## start Data shown

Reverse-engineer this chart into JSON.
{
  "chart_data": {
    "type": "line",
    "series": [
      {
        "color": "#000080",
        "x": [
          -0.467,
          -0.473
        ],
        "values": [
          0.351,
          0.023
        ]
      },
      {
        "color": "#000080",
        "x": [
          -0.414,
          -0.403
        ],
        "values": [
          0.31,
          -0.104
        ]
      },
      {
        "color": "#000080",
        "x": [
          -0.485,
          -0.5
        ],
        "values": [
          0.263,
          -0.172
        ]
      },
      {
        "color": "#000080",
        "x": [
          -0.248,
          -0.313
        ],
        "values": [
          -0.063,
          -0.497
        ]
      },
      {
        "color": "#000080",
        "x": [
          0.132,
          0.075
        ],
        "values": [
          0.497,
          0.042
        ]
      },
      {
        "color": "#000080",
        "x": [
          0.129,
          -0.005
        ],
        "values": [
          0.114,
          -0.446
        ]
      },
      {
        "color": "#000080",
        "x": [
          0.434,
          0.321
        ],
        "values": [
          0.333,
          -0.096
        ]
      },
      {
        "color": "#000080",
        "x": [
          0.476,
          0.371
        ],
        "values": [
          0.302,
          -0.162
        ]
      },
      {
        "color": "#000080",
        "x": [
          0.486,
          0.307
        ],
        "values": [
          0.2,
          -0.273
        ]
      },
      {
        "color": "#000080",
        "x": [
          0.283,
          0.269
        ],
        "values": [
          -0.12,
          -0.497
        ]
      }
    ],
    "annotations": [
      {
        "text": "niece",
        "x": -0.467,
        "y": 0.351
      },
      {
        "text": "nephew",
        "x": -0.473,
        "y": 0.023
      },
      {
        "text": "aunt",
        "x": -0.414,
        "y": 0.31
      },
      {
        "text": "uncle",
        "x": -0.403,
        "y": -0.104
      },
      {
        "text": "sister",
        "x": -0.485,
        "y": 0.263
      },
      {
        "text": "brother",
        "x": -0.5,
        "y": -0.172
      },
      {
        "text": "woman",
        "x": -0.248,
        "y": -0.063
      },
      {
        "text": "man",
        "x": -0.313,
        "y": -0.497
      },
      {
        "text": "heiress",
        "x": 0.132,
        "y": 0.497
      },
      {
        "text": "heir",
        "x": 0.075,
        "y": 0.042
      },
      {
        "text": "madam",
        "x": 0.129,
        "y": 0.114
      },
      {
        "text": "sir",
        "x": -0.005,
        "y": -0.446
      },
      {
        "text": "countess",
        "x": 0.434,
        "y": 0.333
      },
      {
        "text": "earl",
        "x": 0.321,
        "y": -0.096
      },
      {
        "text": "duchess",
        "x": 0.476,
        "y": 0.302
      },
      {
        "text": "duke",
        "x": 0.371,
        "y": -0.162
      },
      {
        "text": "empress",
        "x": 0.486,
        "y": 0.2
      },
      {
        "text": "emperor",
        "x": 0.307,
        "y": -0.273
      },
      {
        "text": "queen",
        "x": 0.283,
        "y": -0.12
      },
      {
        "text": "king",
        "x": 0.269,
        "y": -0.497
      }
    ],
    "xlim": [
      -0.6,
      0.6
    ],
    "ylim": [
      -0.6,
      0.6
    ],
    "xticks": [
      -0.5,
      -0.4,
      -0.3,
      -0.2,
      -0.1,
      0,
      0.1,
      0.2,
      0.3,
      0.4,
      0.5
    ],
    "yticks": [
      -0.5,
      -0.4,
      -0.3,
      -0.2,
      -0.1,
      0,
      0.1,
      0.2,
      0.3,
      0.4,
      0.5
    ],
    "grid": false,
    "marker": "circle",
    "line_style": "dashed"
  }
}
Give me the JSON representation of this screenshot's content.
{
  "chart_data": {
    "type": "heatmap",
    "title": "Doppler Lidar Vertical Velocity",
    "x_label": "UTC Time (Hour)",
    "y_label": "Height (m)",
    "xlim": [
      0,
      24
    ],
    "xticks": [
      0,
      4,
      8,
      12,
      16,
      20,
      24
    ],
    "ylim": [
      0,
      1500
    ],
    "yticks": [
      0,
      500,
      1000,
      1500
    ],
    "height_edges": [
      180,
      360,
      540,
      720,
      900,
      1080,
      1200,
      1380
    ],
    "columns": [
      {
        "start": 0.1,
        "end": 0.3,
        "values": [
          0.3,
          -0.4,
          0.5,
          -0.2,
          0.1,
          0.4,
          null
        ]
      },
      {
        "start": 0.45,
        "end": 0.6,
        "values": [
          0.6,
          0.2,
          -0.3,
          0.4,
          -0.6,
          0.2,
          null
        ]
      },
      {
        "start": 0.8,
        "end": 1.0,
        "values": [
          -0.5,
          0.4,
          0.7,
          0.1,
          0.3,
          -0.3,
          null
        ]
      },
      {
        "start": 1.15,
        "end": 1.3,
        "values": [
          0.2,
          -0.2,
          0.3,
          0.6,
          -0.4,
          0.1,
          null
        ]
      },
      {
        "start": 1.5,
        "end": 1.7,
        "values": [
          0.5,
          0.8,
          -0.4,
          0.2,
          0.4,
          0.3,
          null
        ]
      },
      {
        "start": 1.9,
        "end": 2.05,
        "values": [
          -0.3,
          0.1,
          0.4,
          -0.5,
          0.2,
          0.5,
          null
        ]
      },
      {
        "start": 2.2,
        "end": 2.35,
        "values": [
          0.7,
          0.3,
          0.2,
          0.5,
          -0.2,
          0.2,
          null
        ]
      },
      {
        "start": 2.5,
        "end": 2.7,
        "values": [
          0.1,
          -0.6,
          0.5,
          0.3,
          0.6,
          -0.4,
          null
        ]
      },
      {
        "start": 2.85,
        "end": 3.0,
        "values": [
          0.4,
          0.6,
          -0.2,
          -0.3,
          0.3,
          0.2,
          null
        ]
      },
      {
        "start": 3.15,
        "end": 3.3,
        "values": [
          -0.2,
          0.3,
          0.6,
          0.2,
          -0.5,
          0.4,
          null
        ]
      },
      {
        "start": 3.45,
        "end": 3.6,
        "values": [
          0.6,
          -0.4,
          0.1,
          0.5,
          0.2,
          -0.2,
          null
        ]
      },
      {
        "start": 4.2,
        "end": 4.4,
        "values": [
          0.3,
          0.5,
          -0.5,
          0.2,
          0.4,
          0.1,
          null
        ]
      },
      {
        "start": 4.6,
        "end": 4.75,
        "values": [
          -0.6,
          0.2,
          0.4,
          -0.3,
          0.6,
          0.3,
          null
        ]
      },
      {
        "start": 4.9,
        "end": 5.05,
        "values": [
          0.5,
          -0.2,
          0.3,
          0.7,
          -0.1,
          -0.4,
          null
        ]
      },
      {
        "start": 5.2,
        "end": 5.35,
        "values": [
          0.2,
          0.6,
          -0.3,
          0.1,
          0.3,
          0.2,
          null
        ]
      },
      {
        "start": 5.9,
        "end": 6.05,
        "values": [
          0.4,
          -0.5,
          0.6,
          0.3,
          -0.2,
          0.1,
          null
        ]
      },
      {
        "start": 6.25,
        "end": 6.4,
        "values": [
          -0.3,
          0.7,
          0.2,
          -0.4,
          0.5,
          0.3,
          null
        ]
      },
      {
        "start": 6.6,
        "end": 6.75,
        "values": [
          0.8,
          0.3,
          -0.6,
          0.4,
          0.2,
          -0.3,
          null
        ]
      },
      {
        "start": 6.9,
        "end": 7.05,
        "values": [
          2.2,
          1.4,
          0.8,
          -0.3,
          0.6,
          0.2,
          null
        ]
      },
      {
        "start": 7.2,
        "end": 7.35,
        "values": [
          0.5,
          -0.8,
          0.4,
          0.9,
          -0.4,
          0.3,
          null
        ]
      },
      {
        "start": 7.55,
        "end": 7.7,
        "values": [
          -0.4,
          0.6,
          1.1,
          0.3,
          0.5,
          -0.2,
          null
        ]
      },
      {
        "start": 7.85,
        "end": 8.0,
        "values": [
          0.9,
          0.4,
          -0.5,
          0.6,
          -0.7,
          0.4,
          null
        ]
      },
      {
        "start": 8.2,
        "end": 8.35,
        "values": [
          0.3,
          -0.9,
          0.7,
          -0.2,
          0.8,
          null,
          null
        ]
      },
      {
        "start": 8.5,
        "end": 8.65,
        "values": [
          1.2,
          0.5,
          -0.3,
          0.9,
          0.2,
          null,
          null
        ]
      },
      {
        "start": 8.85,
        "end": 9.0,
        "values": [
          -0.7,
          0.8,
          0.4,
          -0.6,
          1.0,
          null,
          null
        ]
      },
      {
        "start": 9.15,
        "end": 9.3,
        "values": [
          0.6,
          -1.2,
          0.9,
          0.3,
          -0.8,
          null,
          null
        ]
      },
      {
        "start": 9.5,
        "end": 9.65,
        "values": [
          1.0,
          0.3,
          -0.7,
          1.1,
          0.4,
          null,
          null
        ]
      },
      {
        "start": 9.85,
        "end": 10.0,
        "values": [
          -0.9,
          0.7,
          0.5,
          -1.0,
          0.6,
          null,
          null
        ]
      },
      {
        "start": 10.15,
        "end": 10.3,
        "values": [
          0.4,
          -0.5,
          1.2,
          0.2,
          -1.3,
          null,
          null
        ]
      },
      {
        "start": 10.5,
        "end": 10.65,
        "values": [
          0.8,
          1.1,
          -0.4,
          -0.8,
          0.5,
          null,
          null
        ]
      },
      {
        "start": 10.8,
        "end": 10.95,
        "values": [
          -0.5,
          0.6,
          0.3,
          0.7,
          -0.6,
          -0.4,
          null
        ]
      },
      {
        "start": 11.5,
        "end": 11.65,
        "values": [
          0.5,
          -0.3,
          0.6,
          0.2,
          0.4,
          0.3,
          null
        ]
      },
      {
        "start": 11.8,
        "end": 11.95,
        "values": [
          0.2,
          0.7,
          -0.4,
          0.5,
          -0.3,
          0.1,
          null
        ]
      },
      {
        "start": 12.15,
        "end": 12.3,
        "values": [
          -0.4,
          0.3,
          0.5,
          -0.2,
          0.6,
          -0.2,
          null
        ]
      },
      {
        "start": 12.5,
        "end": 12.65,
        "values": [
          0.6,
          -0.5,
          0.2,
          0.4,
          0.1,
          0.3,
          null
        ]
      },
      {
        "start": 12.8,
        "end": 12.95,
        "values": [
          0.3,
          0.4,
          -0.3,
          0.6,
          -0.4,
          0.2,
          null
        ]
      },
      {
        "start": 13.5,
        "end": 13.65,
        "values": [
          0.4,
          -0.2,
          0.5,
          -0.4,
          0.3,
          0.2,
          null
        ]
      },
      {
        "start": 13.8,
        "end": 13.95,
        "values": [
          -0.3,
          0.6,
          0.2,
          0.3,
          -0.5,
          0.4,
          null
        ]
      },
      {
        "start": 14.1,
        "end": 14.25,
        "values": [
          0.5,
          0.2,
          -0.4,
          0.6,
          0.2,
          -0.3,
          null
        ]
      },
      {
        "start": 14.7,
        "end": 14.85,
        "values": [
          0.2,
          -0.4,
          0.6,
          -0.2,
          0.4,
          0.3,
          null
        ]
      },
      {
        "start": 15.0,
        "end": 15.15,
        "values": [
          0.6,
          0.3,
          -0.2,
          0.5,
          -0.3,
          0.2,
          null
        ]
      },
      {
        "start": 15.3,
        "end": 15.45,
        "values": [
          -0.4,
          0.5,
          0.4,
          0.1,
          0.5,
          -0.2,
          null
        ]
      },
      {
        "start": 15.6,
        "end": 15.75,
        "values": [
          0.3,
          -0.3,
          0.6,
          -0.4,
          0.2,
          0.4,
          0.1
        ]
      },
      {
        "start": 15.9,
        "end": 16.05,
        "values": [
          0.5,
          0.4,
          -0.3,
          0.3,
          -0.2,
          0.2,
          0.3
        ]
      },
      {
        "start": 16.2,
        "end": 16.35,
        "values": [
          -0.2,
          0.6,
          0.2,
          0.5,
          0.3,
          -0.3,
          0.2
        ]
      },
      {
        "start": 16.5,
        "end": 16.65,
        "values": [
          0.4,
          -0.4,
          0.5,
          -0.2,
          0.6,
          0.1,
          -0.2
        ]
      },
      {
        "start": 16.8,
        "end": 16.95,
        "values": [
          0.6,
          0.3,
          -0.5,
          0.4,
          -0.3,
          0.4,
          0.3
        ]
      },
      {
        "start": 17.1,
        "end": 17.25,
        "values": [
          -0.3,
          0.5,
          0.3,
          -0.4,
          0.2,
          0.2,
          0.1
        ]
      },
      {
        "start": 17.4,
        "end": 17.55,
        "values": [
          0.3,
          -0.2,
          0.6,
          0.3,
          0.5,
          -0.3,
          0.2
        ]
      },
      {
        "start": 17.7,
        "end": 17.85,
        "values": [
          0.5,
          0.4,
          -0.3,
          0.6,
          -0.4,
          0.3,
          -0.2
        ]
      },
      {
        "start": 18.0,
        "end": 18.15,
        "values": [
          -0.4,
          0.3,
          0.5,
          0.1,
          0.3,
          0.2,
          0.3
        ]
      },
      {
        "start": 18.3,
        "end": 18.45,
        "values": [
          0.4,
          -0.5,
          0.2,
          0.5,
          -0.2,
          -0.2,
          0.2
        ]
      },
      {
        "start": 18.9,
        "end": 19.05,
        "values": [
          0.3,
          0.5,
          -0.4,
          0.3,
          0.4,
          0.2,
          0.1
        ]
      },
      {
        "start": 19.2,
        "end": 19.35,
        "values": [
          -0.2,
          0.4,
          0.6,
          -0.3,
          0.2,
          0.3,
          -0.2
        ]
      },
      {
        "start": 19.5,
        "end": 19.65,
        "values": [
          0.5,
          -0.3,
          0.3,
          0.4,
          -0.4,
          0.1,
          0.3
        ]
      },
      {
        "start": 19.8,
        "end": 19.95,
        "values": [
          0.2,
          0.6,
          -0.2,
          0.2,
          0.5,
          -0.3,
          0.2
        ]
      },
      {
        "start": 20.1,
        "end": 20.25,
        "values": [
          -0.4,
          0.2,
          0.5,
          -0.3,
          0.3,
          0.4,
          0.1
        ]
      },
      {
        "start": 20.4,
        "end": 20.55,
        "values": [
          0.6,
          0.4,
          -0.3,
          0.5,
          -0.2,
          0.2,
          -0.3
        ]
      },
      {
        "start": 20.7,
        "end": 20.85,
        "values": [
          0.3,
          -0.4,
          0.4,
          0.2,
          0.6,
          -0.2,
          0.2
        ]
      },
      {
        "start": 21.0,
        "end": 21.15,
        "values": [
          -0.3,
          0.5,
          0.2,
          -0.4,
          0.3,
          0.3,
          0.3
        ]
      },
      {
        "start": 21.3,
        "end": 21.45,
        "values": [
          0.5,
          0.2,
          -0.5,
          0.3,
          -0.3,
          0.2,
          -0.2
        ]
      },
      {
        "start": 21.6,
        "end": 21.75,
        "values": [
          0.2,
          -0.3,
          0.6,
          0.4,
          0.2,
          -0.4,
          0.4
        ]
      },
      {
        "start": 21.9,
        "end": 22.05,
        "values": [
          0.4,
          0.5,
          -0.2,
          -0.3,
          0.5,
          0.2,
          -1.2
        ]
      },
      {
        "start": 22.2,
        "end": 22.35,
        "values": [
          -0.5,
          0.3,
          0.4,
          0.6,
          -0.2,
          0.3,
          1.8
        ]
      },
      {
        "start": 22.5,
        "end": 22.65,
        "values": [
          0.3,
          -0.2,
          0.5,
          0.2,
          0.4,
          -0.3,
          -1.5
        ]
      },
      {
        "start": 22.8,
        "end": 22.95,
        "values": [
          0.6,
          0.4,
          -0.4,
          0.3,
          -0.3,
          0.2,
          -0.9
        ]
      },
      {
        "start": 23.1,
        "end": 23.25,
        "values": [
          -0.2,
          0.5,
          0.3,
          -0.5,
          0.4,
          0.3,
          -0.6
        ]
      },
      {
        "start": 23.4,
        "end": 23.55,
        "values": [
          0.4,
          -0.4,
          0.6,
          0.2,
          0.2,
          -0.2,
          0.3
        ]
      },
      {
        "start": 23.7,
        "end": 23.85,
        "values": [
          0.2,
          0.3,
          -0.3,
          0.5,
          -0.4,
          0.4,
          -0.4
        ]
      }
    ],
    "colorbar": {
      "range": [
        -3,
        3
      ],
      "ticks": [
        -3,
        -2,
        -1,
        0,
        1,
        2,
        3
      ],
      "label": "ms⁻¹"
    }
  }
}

## end Data shown

Prompt: Out of the material above, gather each line where "this" appears.

Result below:
Reverse-engineer this chart into JSON.
Give me the JSON representation of this screenshot's content.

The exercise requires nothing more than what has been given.